--- Begin Stored records ---

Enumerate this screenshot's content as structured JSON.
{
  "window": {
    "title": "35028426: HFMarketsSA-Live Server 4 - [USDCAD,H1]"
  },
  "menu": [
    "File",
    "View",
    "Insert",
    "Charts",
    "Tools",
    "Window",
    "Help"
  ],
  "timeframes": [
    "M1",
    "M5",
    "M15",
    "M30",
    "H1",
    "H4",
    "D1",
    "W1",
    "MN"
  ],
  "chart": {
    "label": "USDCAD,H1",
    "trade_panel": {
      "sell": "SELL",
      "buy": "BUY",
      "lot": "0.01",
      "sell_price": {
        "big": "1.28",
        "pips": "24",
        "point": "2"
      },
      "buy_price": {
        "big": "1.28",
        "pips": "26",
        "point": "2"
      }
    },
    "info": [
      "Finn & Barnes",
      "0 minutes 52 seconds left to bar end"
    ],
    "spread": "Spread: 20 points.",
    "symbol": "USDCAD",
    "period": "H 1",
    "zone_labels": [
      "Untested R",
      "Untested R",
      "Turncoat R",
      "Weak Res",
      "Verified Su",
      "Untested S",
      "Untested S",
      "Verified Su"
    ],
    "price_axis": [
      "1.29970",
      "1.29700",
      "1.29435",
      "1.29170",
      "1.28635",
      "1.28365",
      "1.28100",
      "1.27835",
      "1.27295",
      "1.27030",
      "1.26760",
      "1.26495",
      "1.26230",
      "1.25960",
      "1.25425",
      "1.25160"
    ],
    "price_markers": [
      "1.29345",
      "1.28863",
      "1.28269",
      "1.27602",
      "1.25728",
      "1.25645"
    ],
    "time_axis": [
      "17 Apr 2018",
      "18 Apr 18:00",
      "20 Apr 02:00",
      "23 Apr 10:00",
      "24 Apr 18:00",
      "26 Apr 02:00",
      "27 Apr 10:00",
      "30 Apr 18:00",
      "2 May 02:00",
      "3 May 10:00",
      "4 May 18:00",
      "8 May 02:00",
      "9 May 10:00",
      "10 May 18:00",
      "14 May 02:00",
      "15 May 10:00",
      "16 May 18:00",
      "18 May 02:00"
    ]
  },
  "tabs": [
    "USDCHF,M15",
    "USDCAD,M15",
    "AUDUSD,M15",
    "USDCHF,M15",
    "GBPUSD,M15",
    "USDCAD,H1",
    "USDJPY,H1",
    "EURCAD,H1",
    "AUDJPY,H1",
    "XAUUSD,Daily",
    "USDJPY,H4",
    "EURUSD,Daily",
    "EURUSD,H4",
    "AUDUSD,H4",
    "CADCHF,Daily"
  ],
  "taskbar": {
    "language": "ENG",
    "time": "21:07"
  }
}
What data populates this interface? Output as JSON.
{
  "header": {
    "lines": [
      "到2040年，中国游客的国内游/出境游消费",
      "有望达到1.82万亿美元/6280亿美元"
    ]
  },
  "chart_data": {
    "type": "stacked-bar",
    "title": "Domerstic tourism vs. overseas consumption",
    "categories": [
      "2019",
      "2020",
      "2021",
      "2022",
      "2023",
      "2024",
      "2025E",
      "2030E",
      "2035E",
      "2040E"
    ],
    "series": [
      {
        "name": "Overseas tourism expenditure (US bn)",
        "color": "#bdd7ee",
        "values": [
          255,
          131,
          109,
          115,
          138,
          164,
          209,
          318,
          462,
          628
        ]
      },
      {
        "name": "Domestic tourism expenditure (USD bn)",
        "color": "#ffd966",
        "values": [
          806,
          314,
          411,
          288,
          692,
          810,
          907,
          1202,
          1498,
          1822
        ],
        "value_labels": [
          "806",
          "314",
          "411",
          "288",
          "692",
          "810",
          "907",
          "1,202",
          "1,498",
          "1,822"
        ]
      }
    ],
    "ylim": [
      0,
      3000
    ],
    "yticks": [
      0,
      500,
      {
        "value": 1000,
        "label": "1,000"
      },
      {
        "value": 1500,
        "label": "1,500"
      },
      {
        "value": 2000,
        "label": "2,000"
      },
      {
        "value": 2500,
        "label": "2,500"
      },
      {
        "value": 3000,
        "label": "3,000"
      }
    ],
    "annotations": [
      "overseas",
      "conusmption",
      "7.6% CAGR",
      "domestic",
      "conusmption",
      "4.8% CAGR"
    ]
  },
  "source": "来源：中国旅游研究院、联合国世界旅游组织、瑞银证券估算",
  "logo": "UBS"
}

--- End Stored records ---

> _Set exercise_
Which lines of the material contain the string "name"? List each of them.

> _Full answer_
        "name": "Overseas tourism expenditure (US bn)",
        "name": "Domestic tourism expenditure (USD bn)",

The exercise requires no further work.